To be done
Where the word "this" occurs in a line, return that line.
-*-*-
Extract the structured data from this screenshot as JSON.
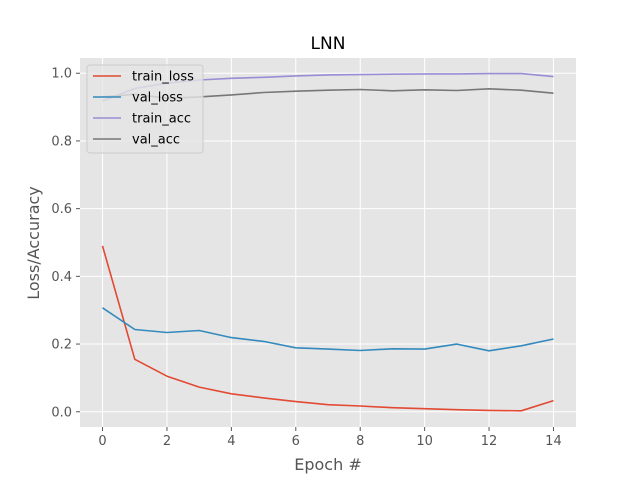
{
  "chart_data": {
    "type": "line",
    "title": "LNN",
    "xlabel": "Epoch #",
    "ylabel": "Loss/Accuracy",
    "x": [
      0,
      1,
      2,
      3,
      4,
      5,
      6,
      7,
      8,
      9,
      10,
      11,
      12,
      13,
      14
    ],
    "xlim": [
      -0.7,
      14.7
    ],
    "ylim": [
      -0.045,
      1.045
    ],
    "xticks": [
      0,
      2,
      4,
      6,
      8,
      10,
      12,
      14
    ],
    "yticks": [
      0.0,
      0.2,
      0.4,
      0.6,
      0.8,
      1.0
    ],
    "grid": true,
    "legend_position": "top-left",
    "style": "ggplot",
    "series": [
      {
        "name": "train_loss",
        "color": "#E24A33",
        "values": [
          0.49,
          0.155,
          0.105,
          0.073,
          0.053,
          0.041,
          0.03,
          0.021,
          0.017,
          0.012,
          0.009,
          0.006,
          0.004,
          0.003,
          0.033
        ]
      },
      {
        "name": "val_loss",
        "color": "#348ABD",
        "values": [
          0.307,
          0.243,
          0.234,
          0.24,
          0.219,
          0.208,
          0.189,
          0.185,
          0.181,
          0.186,
          0.185,
          0.2,
          0.18,
          0.195,
          0.215
        ]
      },
      {
        "name": "train_acc",
        "color": "#988ED5",
        "values": [
          0.918,
          0.955,
          0.971,
          0.98,
          0.985,
          0.988,
          0.992,
          0.995,
          0.996,
          0.997,
          0.998,
          0.998,
          0.999,
          0.999,
          0.99
        ]
      },
      {
        "name": "val_acc",
        "color": "#777777",
        "values": [
          0.93,
          0.938,
          0.926,
          0.93,
          0.936,
          0.943,
          0.947,
          0.95,
          0.952,
          0.948,
          0.951,
          0.949,
          0.954,
          0.95,
          0.941
        ]
      }
    ]
  }
}
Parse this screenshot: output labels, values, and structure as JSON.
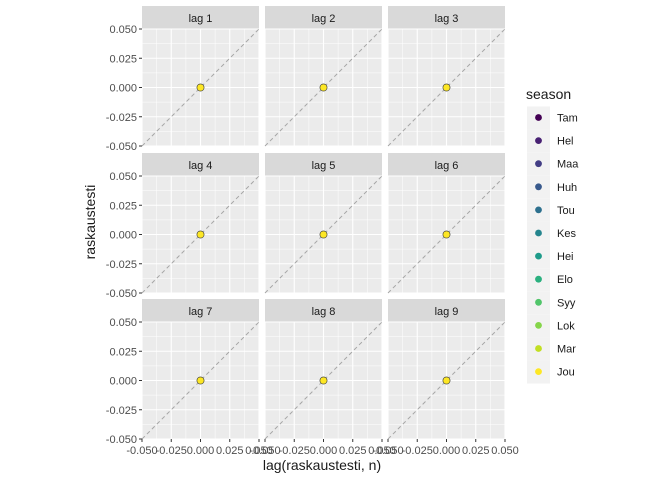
{
  "chart_data": {
    "type": "scatter",
    "xlabel": "lag(raskaustesti, n)",
    "ylabel": "raskaustesti",
    "xlim": [
      -0.05,
      0.05
    ],
    "ylim": [
      -0.05,
      0.05
    ],
    "x_ticks": [
      "-0.050",
      "-0.025",
      "0.000",
      "0.025",
      "0.050"
    ],
    "y_ticks": [
      "-0.050",
      "-0.025",
      "0.000",
      "0.025",
      "0.050"
    ],
    "grid": true,
    "reference_line": "y = x (dashed)",
    "facets": [
      {
        "label": "lag 1",
        "points": [
          {
            "x": 0,
            "y": 0,
            "season": "Jou"
          }
        ]
      },
      {
        "label": "lag 2",
        "points": [
          {
            "x": 0,
            "y": 0,
            "season": "Jou"
          }
        ]
      },
      {
        "label": "lag 3",
        "points": [
          {
            "x": 0,
            "y": 0,
            "season": "Jou"
          }
        ]
      },
      {
        "label": "lag 4",
        "points": [
          {
            "x": 0,
            "y": 0,
            "season": "Jou"
          }
        ]
      },
      {
        "label": "lag 5",
        "points": [
          {
            "x": 0,
            "y": 0,
            "season": "Jou"
          }
        ]
      },
      {
        "label": "lag 6",
        "points": [
          {
            "x": 0,
            "y": 0,
            "season": "Jou"
          }
        ]
      },
      {
        "label": "lag 7",
        "points": [
          {
            "x": 0,
            "y": 0,
            "season": "Jou"
          }
        ]
      },
      {
        "label": "lag 8",
        "points": [
          {
            "x": 0,
            "y": 0,
            "season": "Jou"
          }
        ]
      },
      {
        "label": "lag 9",
        "points": [
          {
            "x": 0,
            "y": 0,
            "season": "Jou"
          }
        ]
      }
    ],
    "legend": {
      "title": "season",
      "placement": "right",
      "items": [
        {
          "label": "Tam",
          "color": "#440154"
        },
        {
          "label": "Hel",
          "color": "#482173"
        },
        {
          "label": "Maa",
          "color": "#433E85"
        },
        {
          "label": "Huh",
          "color": "#38598C"
        },
        {
          "label": "Tou",
          "color": "#2D708E"
        },
        {
          "label": "Kes",
          "color": "#25858E"
        },
        {
          "label": "Hei",
          "color": "#1E9B8A"
        },
        {
          "label": "Elo",
          "color": "#2BB07F"
        },
        {
          "label": "Syy",
          "color": "#51C56A"
        },
        {
          "label": "Lok",
          "color": "#85D54A"
        },
        {
          "label": "Mar",
          "color": "#C2DF23"
        },
        {
          "label": "Jou",
          "color": "#FDE725"
        }
      ]
    }
  }
}
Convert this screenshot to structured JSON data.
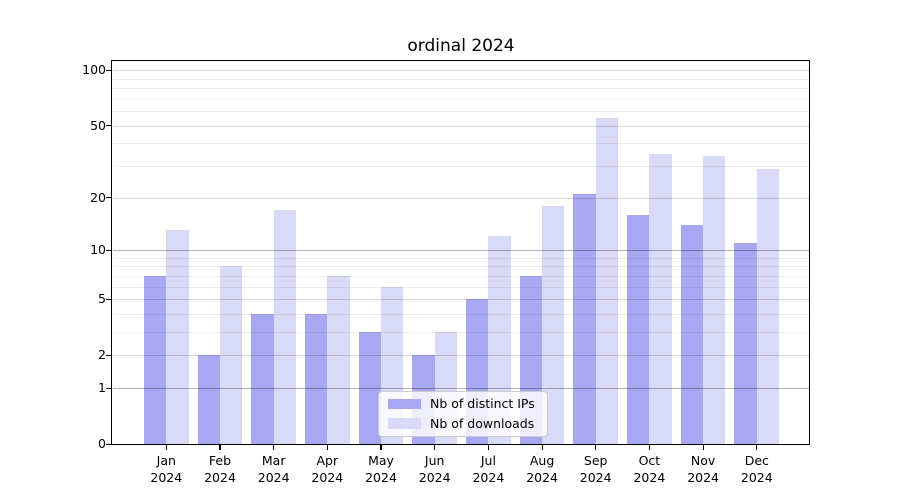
{
  "title": "ordinal 2024",
  "colors": {
    "distinct_ips_bar": "#a8a8f2",
    "downloads_bar": "#d9d9f8",
    "grid_dark": "#b3b3b3",
    "grid_mid": "#d9d9d9",
    "grid_minor": "#ededed",
    "axis": "#000000",
    "legend_border": "#cccccc"
  },
  "legend": {
    "items": [
      {
        "label": "Nb of distinct IPs",
        "swatch": "distinct_ips_bar"
      },
      {
        "label": "Nb of downloads",
        "swatch": "downloads_bar"
      }
    ]
  },
  "chart_data": {
    "type": "bar",
    "title": "ordinal 2024",
    "xlabel": "",
    "ylabel": "",
    "y_scale": "log1p",
    "ylim": [
      0,
      112
    ],
    "grid": "on",
    "legend_position": "lower center",
    "categories": [
      "Jan",
      "Feb",
      "Mar",
      "Apr",
      "May",
      "Jun",
      "Jul",
      "Aug",
      "Sep",
      "Oct",
      "Nov",
      "Dec"
    ],
    "x_year": "2024",
    "series": [
      {
        "name": "Nb of distinct IPs",
        "values": [
          7,
          2,
          4,
          4,
          3,
          2,
          5,
          7,
          21,
          16,
          14,
          11
        ]
      },
      {
        "name": "Nb of downloads",
        "values": [
          13,
          8,
          17,
          7,
          6,
          3,
          12,
          18,
          55,
          35,
          34,
          29
        ]
      }
    ],
    "yticks": [
      0,
      1,
      2,
      5,
      10,
      20,
      50,
      100
    ],
    "grid_dark_ticks": [
      1,
      10
    ],
    "grid_mid_ticks": [
      2,
      5,
      20,
      50,
      100
    ],
    "grid_minor_ticks": [
      3,
      4,
      6,
      7,
      8,
      9,
      30,
      40,
      60,
      70,
      80,
      90
    ]
  }
}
-*-*-
Task response
Extract the structured data from this screenshot as JSON.
Parse this screenshot: output labels, values, and structure as JSON.
Convert this screenshot to structured JSON data.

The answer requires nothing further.